◆ **Written problem**: Copy out each line exactly as it appears.

◆ **Exercise data**:
________________

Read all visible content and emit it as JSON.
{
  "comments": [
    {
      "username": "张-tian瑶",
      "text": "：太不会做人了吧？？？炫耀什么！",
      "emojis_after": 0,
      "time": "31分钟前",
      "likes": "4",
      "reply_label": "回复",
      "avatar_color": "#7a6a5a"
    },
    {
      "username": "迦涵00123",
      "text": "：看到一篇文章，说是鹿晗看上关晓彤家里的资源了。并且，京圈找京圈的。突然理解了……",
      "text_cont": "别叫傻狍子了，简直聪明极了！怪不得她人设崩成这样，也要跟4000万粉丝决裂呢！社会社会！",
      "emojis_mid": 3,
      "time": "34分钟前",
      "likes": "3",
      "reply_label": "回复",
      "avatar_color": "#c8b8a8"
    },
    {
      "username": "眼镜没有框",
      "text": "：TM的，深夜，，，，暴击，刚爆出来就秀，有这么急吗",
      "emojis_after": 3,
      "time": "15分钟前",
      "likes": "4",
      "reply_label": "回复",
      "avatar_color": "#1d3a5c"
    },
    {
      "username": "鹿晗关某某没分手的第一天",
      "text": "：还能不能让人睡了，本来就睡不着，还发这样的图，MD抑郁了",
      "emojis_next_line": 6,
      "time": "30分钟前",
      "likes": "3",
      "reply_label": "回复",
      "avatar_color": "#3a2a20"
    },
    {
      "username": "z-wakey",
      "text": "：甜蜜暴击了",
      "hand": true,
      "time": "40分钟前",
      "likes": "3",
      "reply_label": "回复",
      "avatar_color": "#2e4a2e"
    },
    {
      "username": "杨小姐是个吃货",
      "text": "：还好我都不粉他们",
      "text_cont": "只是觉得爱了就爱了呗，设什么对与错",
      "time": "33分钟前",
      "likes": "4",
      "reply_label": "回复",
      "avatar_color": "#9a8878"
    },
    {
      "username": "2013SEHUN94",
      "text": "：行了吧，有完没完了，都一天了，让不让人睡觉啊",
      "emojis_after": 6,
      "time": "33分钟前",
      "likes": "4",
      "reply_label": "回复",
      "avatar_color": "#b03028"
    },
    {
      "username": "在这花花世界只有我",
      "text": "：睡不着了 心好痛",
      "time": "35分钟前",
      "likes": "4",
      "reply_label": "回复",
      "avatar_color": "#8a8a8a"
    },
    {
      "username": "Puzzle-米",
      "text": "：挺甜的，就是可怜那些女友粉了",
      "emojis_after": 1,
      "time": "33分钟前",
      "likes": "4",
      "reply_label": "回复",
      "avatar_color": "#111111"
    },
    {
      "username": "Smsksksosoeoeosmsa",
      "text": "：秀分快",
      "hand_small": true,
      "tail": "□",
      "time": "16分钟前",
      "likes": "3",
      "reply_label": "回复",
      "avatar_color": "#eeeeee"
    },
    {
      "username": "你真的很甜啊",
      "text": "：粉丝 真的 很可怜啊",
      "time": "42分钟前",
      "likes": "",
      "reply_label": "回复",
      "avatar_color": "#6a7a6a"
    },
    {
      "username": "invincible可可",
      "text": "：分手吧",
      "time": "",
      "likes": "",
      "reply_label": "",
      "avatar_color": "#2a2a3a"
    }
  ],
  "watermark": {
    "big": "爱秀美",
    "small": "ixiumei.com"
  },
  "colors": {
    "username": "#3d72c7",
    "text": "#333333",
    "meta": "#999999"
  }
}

________________

◆ **Exercise solution**:
Read all visible content and emit it as JSON.
{
  "comments": [
    {
      "username": "张-tian瑶",
      "text": "：太不会做人了吧？？？炫耀什么！",
      "emojis_after": 0,
      "time": "31分钟前",
      "likes": "4",
      "reply_label": "回复",
      "avatar_color": "#7a6a5a"
    },
    {
      "username": "迦涵00123",
      "text": "：看到一篇文章，说是鹿晗看上关晓彤家里的资源了。并且，京圈找京圈的。突然理解了……",
      "text_cont": "别叫傻狍子了，简直聪明极了！怪不得她人设崩成这样，也要跟4000万粉丝决裂呢！社会社会！",
      "emojis_mid": 3,
      "time": "34分钟前",
      "likes": "3",
      "reply_label": "回复",
      "avatar_color": "#c8b8a8"
    },
    {
      "username": "眼镜没有框",
      "text": "：TM的，深夜，，，，暴击，刚爆出来就秀，有这么急吗",
      "emojis_after": 3,
      "time": "15分钟前",
      "likes": "4",
      "reply_label": "回复",
      "avatar_color": "#1d3a5c"
    },
    {
      "username": "鹿晗关某某没分手的第一天",
      "text": "：还能不能让人睡了，本来就睡不着，还发这样的图，MD抑郁了",
      "emojis_next_line": 6,
      "time": "30分钟前",
      "likes": "3",
      "reply_label": "回复",
      "avatar_color": "#3a2a20"
    },
    {
      "username": "z-wakey",
      "text": "：甜蜜暴击了",
      "hand": true,
      "time": "40分钟前",
      "likes": "3",
      "reply_label": "回复",
      "avatar_color": "#2e4a2e"
    },
    {
      "username": "杨小姐是个吃货",
      "text": "：还好我都不粉他们",
      "text_cont": "只是觉得爱了就爱了呗，设什么对与错",
      "time": "33分钟前",
      "likes": "4",
      "reply_label": "回复",
      "avatar_color": "#9a8878"
    },
    {
      "username": "2013SEHUN94",
      "text": "：行了吧，有完没完了，都一天了，让不让人睡觉啊",
      "emojis_after": 6,
      "time": "33分钟前",
      "likes": "4",
      "reply_label": "回复",
      "avatar_color": "#b03028"
    },
    {
      "username": "在这花花世界只有我",
      "text": "：睡不着了 心好痛",
      "time": "35分钟前",
      "likes": "4",
      "reply_label": "回复",
      "avatar_color": "#8a8a8a"
    },
    {
      "username": "Puzzle-米",
      "text": "：挺甜的，就是可怜那些女友粉了",
      "emojis_after": 1,
      "time": "33分钟前",
      "likes": "4",
      "reply_label": "回复",
      "avatar_color": "#111111"
    },
    {
      "username": "Smsksksosoeoeosmsa",
      "text": "：秀分快",
      "hand_small": true,
      "tail": "□",
      "time": "16分钟前",
      "likes": "3",
      "reply_label": "回复",
      "avatar_color": "#eeeeee"
    },
    {
      "username": "你真的很甜啊",
      "text": "：粉丝 真的 很可怜啊",
      "time": "42分钟前",
      "likes": "",
      "reply_label": "回复",
      "avatar_color": "#6a7a6a"
    },
    {
      "username": "invincible可可",
      "text": "：分手吧",
      "time": "",
      "likes": "",
      "reply_label": "",
      "avatar_color": "#2a2a3a"
    }
  ],
  "watermark": {
    "big": "爱秀美",
    "small": "ixiumei.com"
  },
  "colors": {
    "username": "#3d72c7",
    "text": "#333333",
    "meta": "#999999"
  }
}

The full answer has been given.